[Begin Data excerpts]

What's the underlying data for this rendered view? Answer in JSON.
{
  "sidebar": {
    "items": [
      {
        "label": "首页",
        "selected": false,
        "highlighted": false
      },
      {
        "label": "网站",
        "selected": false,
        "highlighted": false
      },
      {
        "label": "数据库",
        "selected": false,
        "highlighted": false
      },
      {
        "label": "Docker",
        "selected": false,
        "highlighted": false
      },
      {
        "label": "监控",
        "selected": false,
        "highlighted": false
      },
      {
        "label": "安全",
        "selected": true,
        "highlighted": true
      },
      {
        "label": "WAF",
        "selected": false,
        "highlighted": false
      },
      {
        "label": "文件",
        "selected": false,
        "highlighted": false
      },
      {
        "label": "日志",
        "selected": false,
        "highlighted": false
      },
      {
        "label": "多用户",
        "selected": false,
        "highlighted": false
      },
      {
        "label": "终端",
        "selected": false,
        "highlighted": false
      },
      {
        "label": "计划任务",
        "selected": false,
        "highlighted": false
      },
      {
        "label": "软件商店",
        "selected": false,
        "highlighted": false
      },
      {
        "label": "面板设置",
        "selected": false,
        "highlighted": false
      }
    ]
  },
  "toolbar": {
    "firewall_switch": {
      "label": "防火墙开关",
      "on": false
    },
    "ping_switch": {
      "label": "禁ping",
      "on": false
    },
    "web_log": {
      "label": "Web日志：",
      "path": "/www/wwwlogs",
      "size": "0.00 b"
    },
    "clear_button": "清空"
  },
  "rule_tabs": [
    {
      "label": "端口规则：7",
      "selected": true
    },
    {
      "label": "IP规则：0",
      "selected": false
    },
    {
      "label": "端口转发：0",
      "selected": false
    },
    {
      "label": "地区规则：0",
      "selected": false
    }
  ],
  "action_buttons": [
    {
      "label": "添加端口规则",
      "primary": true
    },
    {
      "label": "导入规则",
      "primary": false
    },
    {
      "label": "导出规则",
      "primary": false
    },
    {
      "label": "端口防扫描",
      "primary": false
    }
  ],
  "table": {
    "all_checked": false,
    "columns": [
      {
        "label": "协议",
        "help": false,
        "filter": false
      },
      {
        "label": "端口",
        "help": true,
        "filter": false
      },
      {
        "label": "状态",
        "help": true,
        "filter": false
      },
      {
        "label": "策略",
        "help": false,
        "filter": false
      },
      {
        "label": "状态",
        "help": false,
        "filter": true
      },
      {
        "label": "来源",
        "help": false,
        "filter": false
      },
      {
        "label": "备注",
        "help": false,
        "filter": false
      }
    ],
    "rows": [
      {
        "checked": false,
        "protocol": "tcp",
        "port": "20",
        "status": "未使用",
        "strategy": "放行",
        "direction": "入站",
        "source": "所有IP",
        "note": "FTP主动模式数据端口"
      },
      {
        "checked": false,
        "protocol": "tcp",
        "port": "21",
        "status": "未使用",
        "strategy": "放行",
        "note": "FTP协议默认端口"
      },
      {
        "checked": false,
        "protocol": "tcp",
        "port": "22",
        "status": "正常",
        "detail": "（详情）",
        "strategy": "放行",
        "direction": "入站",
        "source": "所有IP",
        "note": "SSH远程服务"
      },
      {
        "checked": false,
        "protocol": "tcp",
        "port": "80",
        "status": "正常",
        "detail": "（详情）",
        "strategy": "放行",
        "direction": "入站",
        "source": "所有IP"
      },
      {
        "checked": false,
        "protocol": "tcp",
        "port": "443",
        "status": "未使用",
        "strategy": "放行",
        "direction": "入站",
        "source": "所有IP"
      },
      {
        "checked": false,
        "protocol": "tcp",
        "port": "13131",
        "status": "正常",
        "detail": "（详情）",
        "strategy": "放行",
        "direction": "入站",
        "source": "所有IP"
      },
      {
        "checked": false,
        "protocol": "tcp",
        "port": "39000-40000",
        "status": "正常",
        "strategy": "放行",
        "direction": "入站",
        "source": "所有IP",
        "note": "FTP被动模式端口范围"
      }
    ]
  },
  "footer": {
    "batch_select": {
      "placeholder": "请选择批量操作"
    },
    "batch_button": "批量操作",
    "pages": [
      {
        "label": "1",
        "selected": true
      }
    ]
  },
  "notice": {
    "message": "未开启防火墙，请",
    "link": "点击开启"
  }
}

[End Data excerpts]

▶ [Written problem]: Restate the whole of the material exactly.

▶ [Reply]:
What's the underlying data for this rendered view? Answer in JSON.
{
  "sidebar": {
    "items": [
      {
        "label": "首页",
        "selected": false,
        "highlighted": false
      },
      {
        "label": "网站",
        "selected": false,
        "highlighted": false
      },
      {
        "label": "数据库",
        "selected": false,
        "highlighted": false
      },
      {
        "label": "Docker",
        "selected": false,
        "highlighted": false
      },
      {
        "label": "监控",
        "selected": false,
        "highlighted": false
      },
      {
        "label": "安全",
        "selected": true,
        "highlighted": true
      },
      {
        "label": "WAF",
        "selected": false,
        "highlighted": false
      },
      {
        "label": "文件",
        "selected": false,
        "highlighted": false
      },
      {
        "label": "日志",
        "selected": false,
        "highlighted": false
      },
      {
        "label": "多用户",
        "selected": false,
        "highlighted": false
      },
      {
        "label": "终端",
        "selected": false,
        "highlighted": false
      },
      {
        "label": "计划任务",
        "selected": false,
        "highlighted": false
      },
      {
        "label": "软件商店",
        "selected": false,
        "highlighted": false
      },
      {
        "label": "面板设置",
        "selected": false,
        "highlighted": false
      }
    ]
  },
  "toolbar": {
    "firewall_switch": {
      "label": "防火墙开关",
      "on": false
    },
    "ping_switch": {
      "label": "禁ping",
      "on": false
    },
    "web_log": {
      "label": "Web日志：",
      "path": "/www/wwwlogs",
      "size": "0.00 b"
    },
    "clear_button": "清空"
  },
  "rule_tabs": [
    {
      "label": "端口规则：7",
      "selected": true
    },
    {
      "label": "IP规则：0",
      "selected": false
    },
    {
      "label": "端口转发：0",
      "selected": false
    },
    {
      "label": "地区规则：0",
      "selected": false
    }
  ],
  "action_buttons": [
    {
      "label": "添加端口规则",
      "primary": true
    },
    {
      "label": "导入规则",
      "primary": false
    },
    {
      "label": "导出规则",
      "primary": false
    },
    {
      "label": "端口防扫描",
      "primary": false
    }
  ],
  "table": {
    "all_checked": false,
    "columns": [
      {
        "label": "协议",
        "help": false,
        "filter": false
      },
      {
        "label": "端口",
        "help": true,
        "filter": false
      },
      {
        "label": "状态",
        "help": true,
        "filter": false
      },
      {
        "label": "策略",
        "help": false,
        "filter": false
      },
      {
        "label": "状态",
        "help": false,
        "filter": true
      },
      {
        "label": "来源",
        "help": false,
        "filter": false
      },
      {
        "label": "备注",
        "help": false,
        "filter": false
      }
    ],
    "rows": [
      {
        "checked": false,
        "protocol": "tcp",
        "port": "20",
        "status": "未使用",
        "strategy": "放行",
        "direction": "入站",
        "source": "所有IP",
        "note": "FTP主动模式数据端口"
      },
      {
        "checked": false,
        "protocol": "tcp",
        "port": "21",
        "status": "未使用",
        "strategy": "放行",
        "note": "FTP协议默认端口"
      },
      {
        "checked": false,
        "protocol": "tcp",
        "port": "22",
        "status": "正常",
        "detail": "（详情）",
        "strategy": "放行",
        "direction": "入站",
        "source": "所有IP",
        "note": "SSH远程服务"
      },
      {
        "checked": false,
        "protocol": "tcp",
        "port": "80",
        "status": "正常",
        "detail": "（详情）",
        "strategy": "放行",
        "direction": "入站",
        "source": "所有IP"
      },
      {
        "checked": false,
        "protocol": "tcp",
        "port": "443",
        "status": "未使用",
        "strategy": "放行",
        "direction": "入站",
        "source": "所有IP"
      },
      {
        "checked": false,
        "protocol": "tcp",
        "port": "13131",
        "status": "正常",
        "detail": "（详情）",
        "strategy": "放行",
        "direction": "入站",
        "source": "所有IP"
      },
      {
        "checked": false,
        "protocol": "tcp",
        "port": "39000-40000",
        "status": "正常",
        "strategy": "放行",
        "direction": "入站",
        "source": "所有IP",
        "note": "FTP被动模式端口范围"
      }
    ]
  },
  "footer": {
    "batch_select": {
      "placeholder": "请选择批量操作"
    },
    "batch_button": "批量操作",
    "pages": [
      {
        "label": "1",
        "selected": true
      }
    ]
  },
  "notice": {
    "message": "未开启防火墙，请",
    "link": "点击开启"
  }
}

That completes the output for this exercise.